Stated task →
Reproduce every line of the listing below verbatim, without any alteration.

Records for processing →
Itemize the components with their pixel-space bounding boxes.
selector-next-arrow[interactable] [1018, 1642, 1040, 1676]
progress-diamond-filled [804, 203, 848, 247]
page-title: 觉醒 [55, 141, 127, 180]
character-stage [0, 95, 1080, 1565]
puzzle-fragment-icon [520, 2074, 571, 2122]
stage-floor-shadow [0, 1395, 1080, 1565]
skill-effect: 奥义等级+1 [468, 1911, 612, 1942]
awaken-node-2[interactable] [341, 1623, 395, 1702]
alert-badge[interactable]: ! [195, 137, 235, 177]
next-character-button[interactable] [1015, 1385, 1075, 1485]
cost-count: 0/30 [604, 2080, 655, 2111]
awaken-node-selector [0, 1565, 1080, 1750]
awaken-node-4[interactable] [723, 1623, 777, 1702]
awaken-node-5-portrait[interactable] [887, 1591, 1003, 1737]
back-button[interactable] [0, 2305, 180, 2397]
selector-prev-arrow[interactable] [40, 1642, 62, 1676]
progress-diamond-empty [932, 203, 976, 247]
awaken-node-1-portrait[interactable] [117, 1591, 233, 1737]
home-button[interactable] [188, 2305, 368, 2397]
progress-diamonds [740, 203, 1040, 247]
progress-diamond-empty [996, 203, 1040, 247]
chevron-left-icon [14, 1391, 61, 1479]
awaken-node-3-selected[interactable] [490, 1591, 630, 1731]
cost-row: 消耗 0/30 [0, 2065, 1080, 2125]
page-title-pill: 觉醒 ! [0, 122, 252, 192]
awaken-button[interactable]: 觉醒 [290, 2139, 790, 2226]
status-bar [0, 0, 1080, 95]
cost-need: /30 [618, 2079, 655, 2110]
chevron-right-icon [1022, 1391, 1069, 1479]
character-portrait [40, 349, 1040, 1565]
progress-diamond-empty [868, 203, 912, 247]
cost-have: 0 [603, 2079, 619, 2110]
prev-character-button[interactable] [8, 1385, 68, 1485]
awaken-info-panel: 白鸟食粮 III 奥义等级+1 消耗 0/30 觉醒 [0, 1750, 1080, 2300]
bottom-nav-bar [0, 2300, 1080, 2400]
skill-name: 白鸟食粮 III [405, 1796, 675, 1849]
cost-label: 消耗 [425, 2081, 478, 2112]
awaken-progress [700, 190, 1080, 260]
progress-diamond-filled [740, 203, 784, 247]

Exercise output →
Itemize the components with their pixel-space bounding boxes.
selector-next-arrow[interactable] [1018, 1642, 1040, 1676]
progress-diamond-filled [804, 203, 848, 247]
page-title: 觉醒 [55, 141, 127, 180]
character-stage [0, 95, 1080, 1565]
puzzle-fragment-icon [520, 2074, 571, 2122]
stage-floor-shadow [0, 1395, 1080, 1565]
skill-effect: 奥义等级+1 [468, 1911, 612, 1942]
awaken-node-2[interactable] [341, 1623, 395, 1702]
alert-badge[interactable]: ! [195, 137, 235, 177]
next-character-button[interactable] [1015, 1385, 1075, 1485]
cost-count: 0/30 [604, 2080, 655, 2111]
awaken-node-selector [0, 1565, 1080, 1750]
awaken-node-4[interactable] [723, 1623, 777, 1702]
awaken-node-5-portrait[interactable] [887, 1591, 1003, 1737]
back-button[interactable] [0, 2305, 180, 2397]
selector-prev-arrow[interactable] [40, 1642, 62, 1676]
progress-diamond-empty [932, 203, 976, 247]
awaken-node-1-portrait[interactable] [117, 1591, 233, 1737]
home-button[interactable] [188, 2305, 368, 2397]
progress-diamonds [740, 203, 1040, 247]
progress-diamond-empty [996, 203, 1040, 247]
chevron-left-icon [14, 1391, 61, 1479]
awaken-node-3-selected[interactable] [490, 1591, 630, 1731]
cost-row: 消耗 0/30 [0, 2065, 1080, 2125]
page-title-pill: 觉醒 ! [0, 122, 252, 192]
awaken-button[interactable]: 觉醒 [290, 2139, 790, 2226]
status-bar [0, 0, 1080, 95]
cost-need: /30 [618, 2079, 655, 2110]
chevron-right-icon [1022, 1391, 1069, 1479]
character-portrait [40, 349, 1040, 1565]
progress-diamond-empty [868, 203, 912, 247]
cost-have: 0 [603, 2079, 619, 2110]
prev-character-button[interactable] [8, 1385, 68, 1485]
awaken-info-panel: 白鸟食粮 III 奥义等级+1 消耗 0/30 觉醒 [0, 1750, 1080, 2300]
bottom-nav-bar [0, 2300, 1080, 2400]
skill-name: 白鸟食粮 III [405, 1796, 675, 1849]
cost-label: 消耗 [425, 2081, 478, 2112]
awaken-progress [700, 190, 1080, 260]
progress-diamond-filled [740, 203, 784, 247]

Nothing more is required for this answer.